## Exercise
From the entries that follow, extract each line holding the string "JSON".

(Source records)
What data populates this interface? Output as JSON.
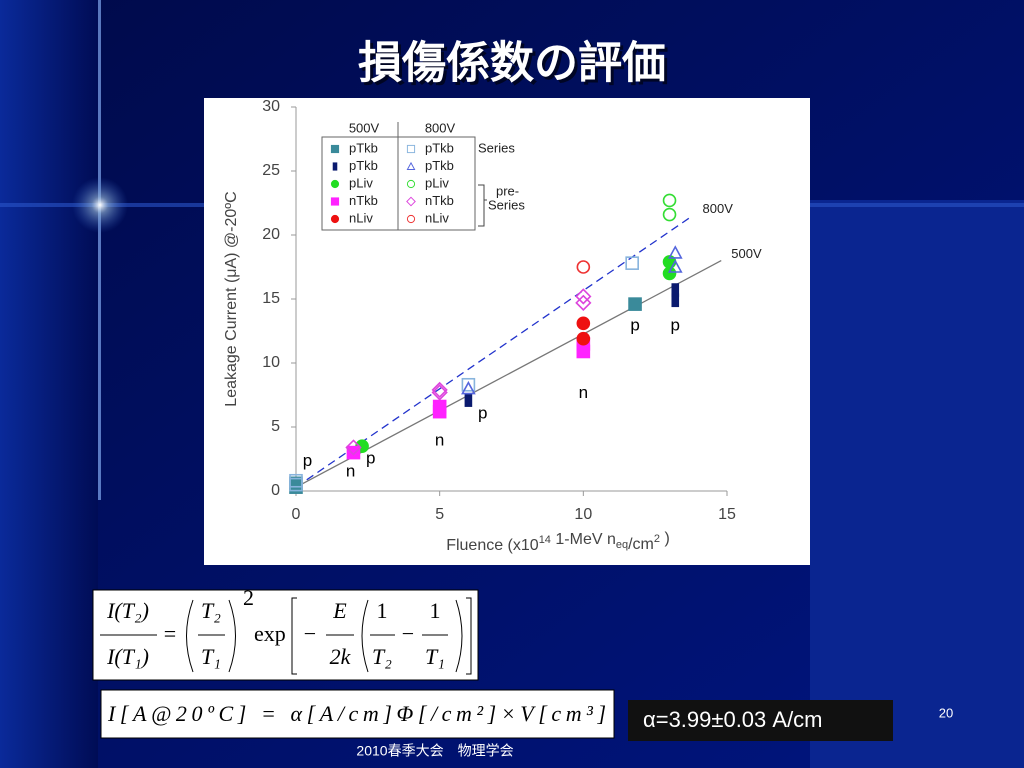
{
  "slide": {
    "title": "損傷係数の評価",
    "formula1": {
      "lhs_num": "I(T₂)",
      "lhs_den": "I(T₁)",
      "eq": "=",
      "ratio_num": "T₂",
      "ratio_den": "T₁",
      "power": "2",
      "exp": "exp",
      "minus": "−",
      "e_num": "E",
      "e_den": "2k",
      "f1_num": "1",
      "f1_den": "T₂",
      "minus2": "−",
      "f2_num": "1",
      "f2_den": "T₁"
    },
    "formula2": "I[A@20ºC] = α[A/cm]Φ[/cm²]×V[cm³]",
    "alpha_box": "α=3.99±0.03 A/cm",
    "page_number": "20",
    "footer": "2010春季大会　物理学会"
  },
  "chart_data": {
    "type": "scatter",
    "x_label_parts": [
      "Fluence (x10",
      "14",
      " 1-MeV n",
      "eq",
      "/cm",
      "2",
      "  )"
    ],
    "y_label": "Leakage Current (μA) @-20ºC",
    "xlim": [
      0,
      15
    ],
    "xticks": [
      0,
      5,
      10,
      15
    ],
    "ylim": [
      0,
      30
    ],
    "yticks": [
      0,
      5,
      10,
      15,
      20,
      25,
      30
    ],
    "legend": {
      "columns": [
        "500V",
        "800V"
      ],
      "row_groups": [
        {
          "lines": [
            "Series"
          ]
        },
        {
          "lines": [
            "pre-",
            "Series"
          ]
        }
      ]
    },
    "series": [
      {
        "name": "pTkb",
        "column": 0,
        "marker": "square",
        "filled": true,
        "color": "#3a8a9a",
        "x": [
          0,
          0,
          11.8
        ],
        "y": [
          0.3,
          0.6,
          14.6
        ]
      },
      {
        "name": "pTkb",
        "column": 0,
        "marker": "bar",
        "filled": true,
        "color": "#0a1a6e",
        "x": [
          6,
          13.2,
          13.2
        ],
        "y": [
          7.1,
          14.9,
          15.7
        ]
      },
      {
        "name": "pLiv",
        "column": 0,
        "marker": "circle",
        "filled": true,
        "color": "#22dd22",
        "x": [
          2.3,
          13,
          13
        ],
        "y": [
          3.5,
          17,
          17.9
        ]
      },
      {
        "name": "nTkb",
        "column": 0,
        "marker": "square",
        "filled": true,
        "color": "#ff22ff",
        "x": [
          2,
          5,
          5,
          10,
          10
        ],
        "y": [
          3,
          6.2,
          6.6,
          10.9,
          11.5
        ]
      },
      {
        "name": "nLiv",
        "column": 0,
        "marker": "circle",
        "filled": true,
        "color": "#ee1111",
        "x": [
          10,
          10
        ],
        "y": [
          13.1,
          11.9
        ]
      },
      {
        "name": "pTkb",
        "column": 1,
        "marker": "square",
        "filled": false,
        "color": "#88b4dd",
        "x": [
          0,
          0,
          6,
          11.7
        ],
        "y": [
          0.5,
          0.8,
          8.3,
          17.8
        ]
      },
      {
        "name": "pTkb",
        "column": 1,
        "marker": "triangle",
        "filled": false,
        "color": "#5566dd",
        "x": [
          6,
          13.2,
          13.2
        ],
        "y": [
          8,
          18.6,
          17.5
        ]
      },
      {
        "name": "pLiv",
        "column": 1,
        "marker": "circle",
        "filled": false,
        "color": "#33dd33",
        "x": [
          13,
          13
        ],
        "y": [
          21.6,
          22.7
        ]
      },
      {
        "name": "nTkb",
        "column": 1,
        "marker": "diamond",
        "filled": false,
        "color": "#dd44dd",
        "x": [
          2,
          5,
          5,
          10,
          10
        ],
        "y": [
          3.4,
          7.7,
          7.9,
          14.7,
          15.2
        ]
      },
      {
        "name": "nLiv",
        "column": 1,
        "marker": "circle",
        "filled": false,
        "color": "#ee3333",
        "x": [
          10
        ],
        "y": [
          17.5
        ]
      }
    ],
    "fit_lines": [
      {
        "name": "800V",
        "dashed": true,
        "color": "#2233cc",
        "x": [
          0,
          13.8
        ],
        "y": [
          0.3,
          21.5
        ]
      },
      {
        "name": "500V",
        "dashed": false,
        "color": "#777777",
        "x": [
          0,
          14.8
        ],
        "y": [
          0.3,
          18
        ]
      }
    ],
    "annotations": [
      {
        "text": "p",
        "x": 0.4,
        "y": 2.3
      },
      {
        "text": "n",
        "x": 1.9,
        "y": 1.5
      },
      {
        "text": "p",
        "x": 2.6,
        "y": 2.5
      },
      {
        "text": "n",
        "x": 5,
        "y": 3.9
      },
      {
        "text": "p",
        "x": 6.5,
        "y": 6
      },
      {
        "text": "n",
        "x": 10,
        "y": 7.6
      },
      {
        "text": "p",
        "x": 11.8,
        "y": 12.9
      },
      {
        "text": "p",
        "x": 13.2,
        "y": 12.9
      }
    ]
  }
}
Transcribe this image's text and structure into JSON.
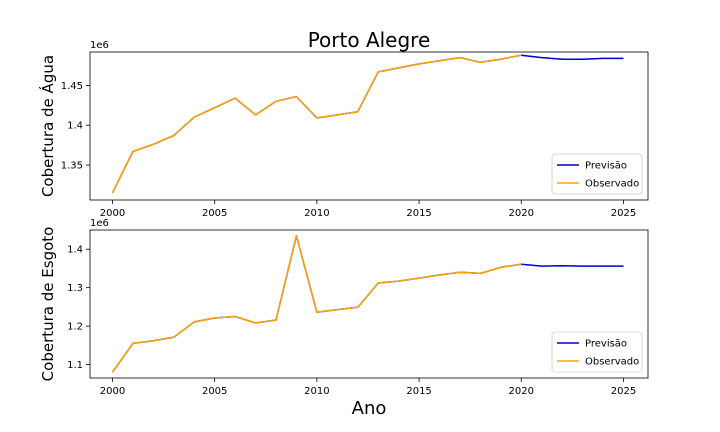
{
  "title": "Porto Alegre",
  "xlabel": "Ano",
  "colors": {
    "previsao": "#0000cc",
    "observado": "#ffa500"
  },
  "chart_data": [
    {
      "type": "line",
      "ylabel": "Cobertura de Água",
      "offset_text": "1e6",
      "xlim": [
        1998.9,
        2026.2
      ],
      "ylim": [
        1306000,
        1492000
      ],
      "xticks": [
        2000,
        2005,
        2010,
        2015,
        2020,
        2025
      ],
      "yticks": [
        1.35,
        1.4,
        1.45
      ],
      "ytick_scale": 1000000,
      "legend": {
        "position": "lower-right",
        "entries": [
          "Previsão",
          "Observado"
        ]
      },
      "series": [
        {
          "name": "Previsão",
          "color": "#0000cc",
          "x": [
            2000,
            2001,
            2002,
            2003,
            2004,
            2005,
            2006,
            2007,
            2008,
            2009,
            2010,
            2011,
            2012,
            2013,
            2014,
            2015,
            2016,
            2017,
            2018,
            2019,
            2020,
            2021,
            2022,
            2023,
            2024,
            2025
          ],
          "values": [
            1315000,
            1367000,
            1376000,
            1387000,
            1410000,
            1422000,
            1434000,
            1413000,
            1430000,
            1436000,
            1409000,
            1413000,
            1417000,
            1467000,
            1472000,
            1477000,
            1481000,
            1485000,
            1479000,
            1483000,
            1488000,
            1485000,
            1483000,
            1483000,
            1484000,
            1484000
          ]
        },
        {
          "name": "Observado",
          "color": "#ffa500",
          "x": [
            2000,
            2001,
            2002,
            2003,
            2004,
            2005,
            2006,
            2007,
            2008,
            2009,
            2010,
            2011,
            2012,
            2013,
            2014,
            2015,
            2016,
            2017,
            2018,
            2019,
            2020
          ],
          "values": [
            1315000,
            1367000,
            1376000,
            1387000,
            1410000,
            1422000,
            1434000,
            1413000,
            1430000,
            1436000,
            1409000,
            1413000,
            1417000,
            1467000,
            1472000,
            1477000,
            1481000,
            1485000,
            1479000,
            1483000,
            1488000
          ]
        }
      ]
    },
    {
      "type": "line",
      "ylabel": "Cobertura de Esgoto",
      "offset_text": "1e6",
      "xlim": [
        1998.9,
        2026.2
      ],
      "ylim": [
        1065000,
        1450000
      ],
      "xticks": [
        2000,
        2005,
        2010,
        2015,
        2020,
        2025
      ],
      "yticks": [
        1.1,
        1.2,
        1.3,
        1.4
      ],
      "ytick_scale": 1000000,
      "legend": {
        "position": "lower-right",
        "entries": [
          "Previsão",
          "Observado"
        ]
      },
      "series": [
        {
          "name": "Previsão",
          "color": "#0000cc",
          "x": [
            2000,
            2001,
            2002,
            2003,
            2004,
            2005,
            2006,
            2007,
            2008,
            2009,
            2010,
            2011,
            2012,
            2013,
            2014,
            2015,
            2016,
            2017,
            2018,
            2019,
            2020,
            2021,
            2022,
            2023,
            2024,
            2025
          ],
          "values": [
            1080000,
            1155000,
            1162000,
            1171000,
            1211000,
            1221000,
            1225000,
            1208000,
            1216000,
            1435000,
            1236000,
            1243000,
            1249000,
            1312000,
            1317000,
            1325000,
            1333000,
            1340000,
            1337000,
            1353000,
            1361000,
            1356000,
            1357000,
            1356000,
            1356000,
            1356000
          ]
        },
        {
          "name": "Observado",
          "color": "#ffa500",
          "x": [
            2000,
            2001,
            2002,
            2003,
            2004,
            2005,
            2006,
            2007,
            2008,
            2009,
            2010,
            2011,
            2012,
            2013,
            2014,
            2015,
            2016,
            2017,
            2018,
            2019,
            2020
          ],
          "values": [
            1080000,
            1155000,
            1162000,
            1171000,
            1211000,
            1221000,
            1225000,
            1208000,
            1216000,
            1435000,
            1236000,
            1243000,
            1249000,
            1312000,
            1317000,
            1325000,
            1333000,
            1340000,
            1337000,
            1353000,
            1361000
          ]
        }
      ]
    }
  ]
}
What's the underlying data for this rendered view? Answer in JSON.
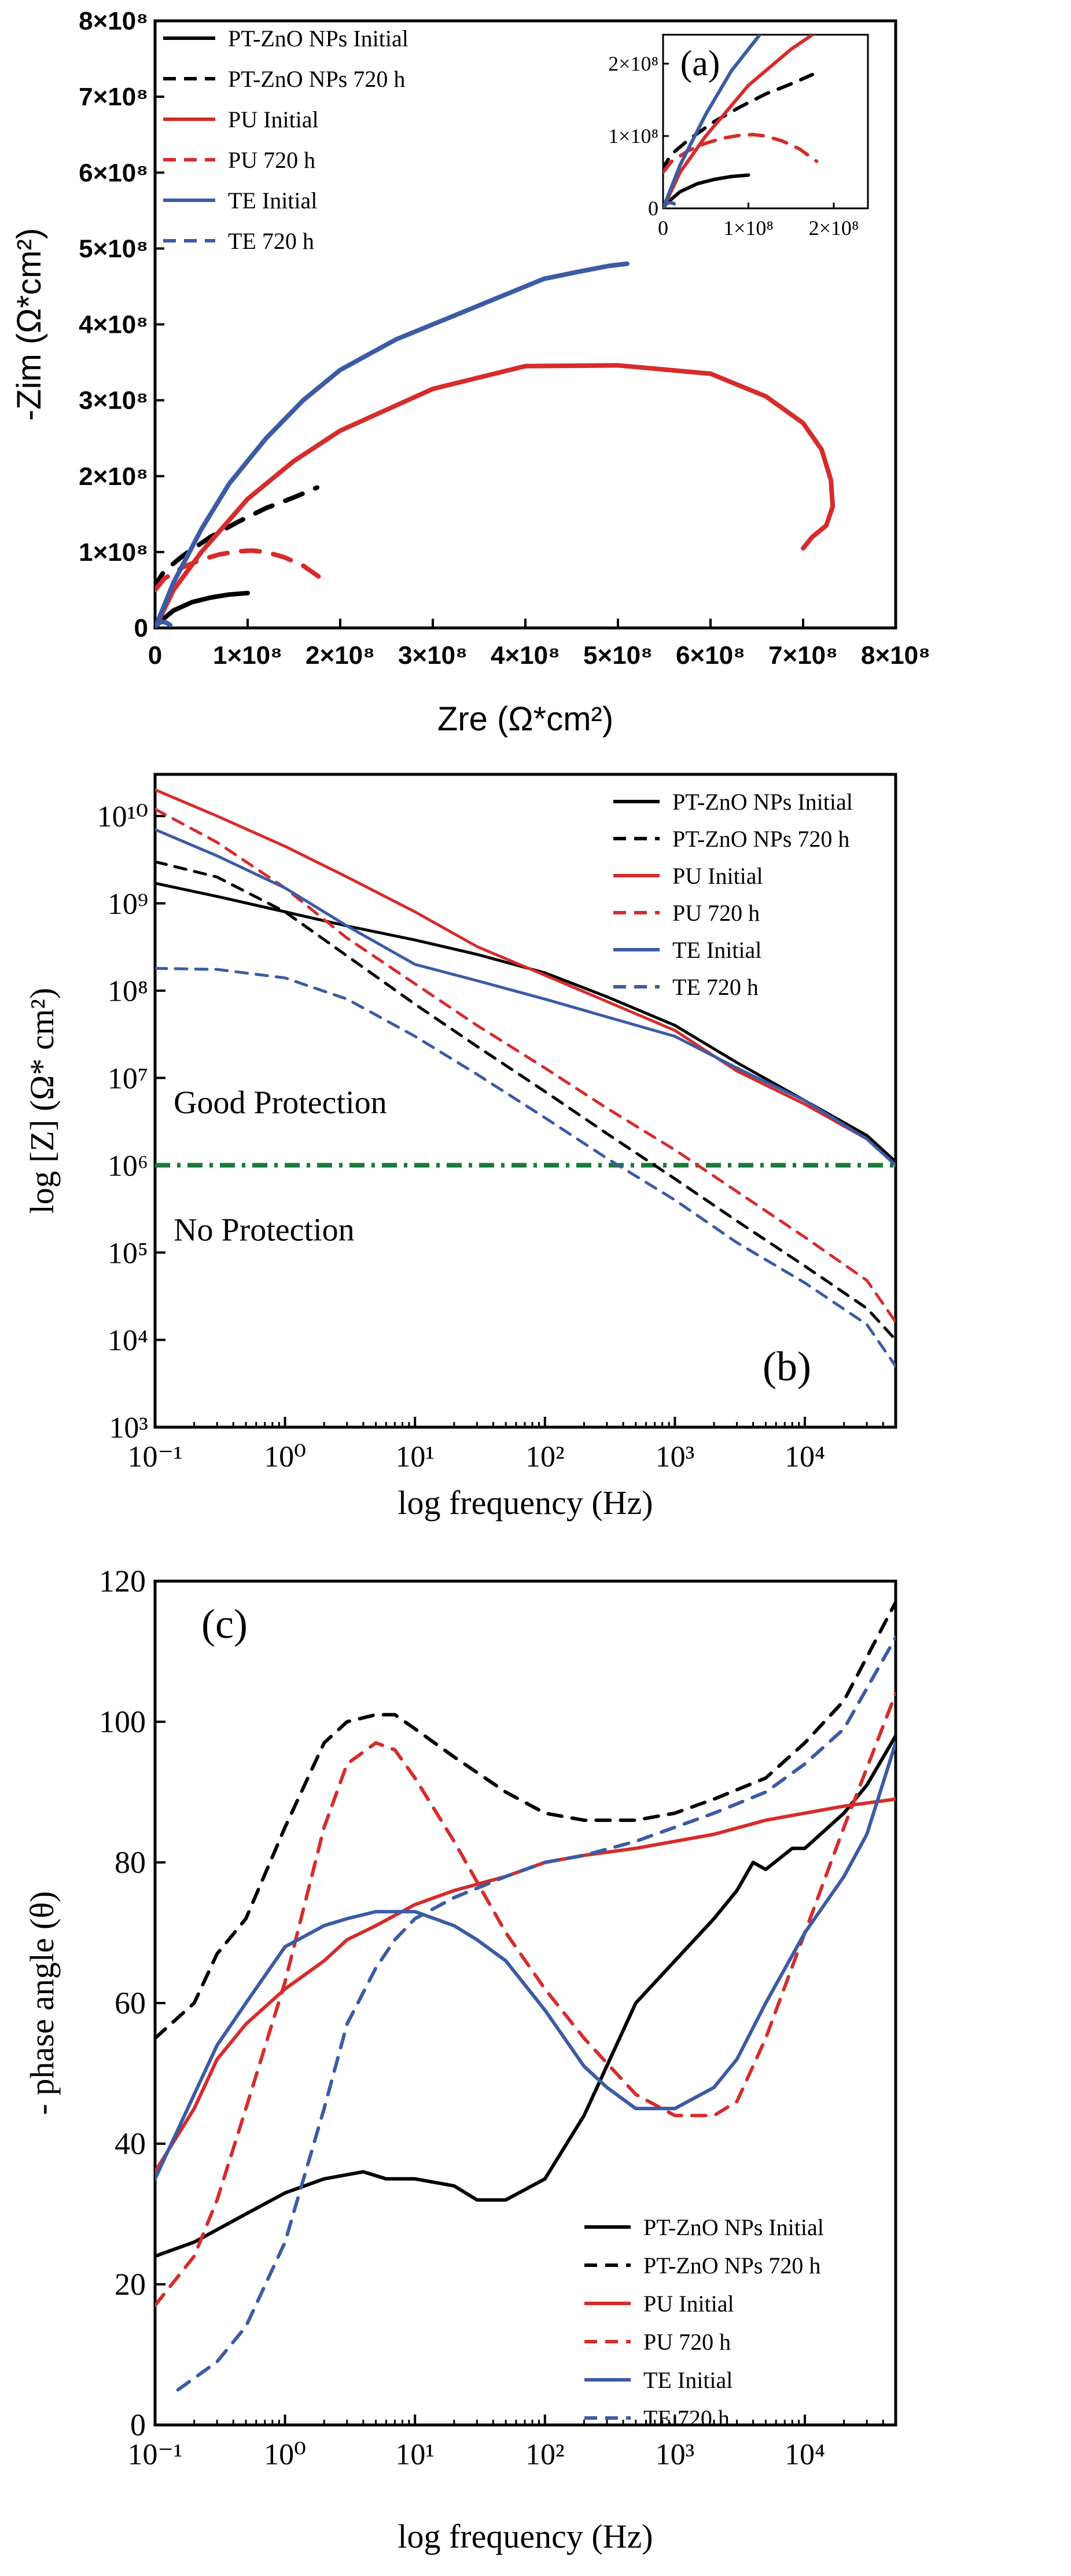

## Written answer
What data populates this interface? Output as JSON.
Transcribe this image's text and structure into JSON.
What's the underlying data for this rendered view? Answer in JSON.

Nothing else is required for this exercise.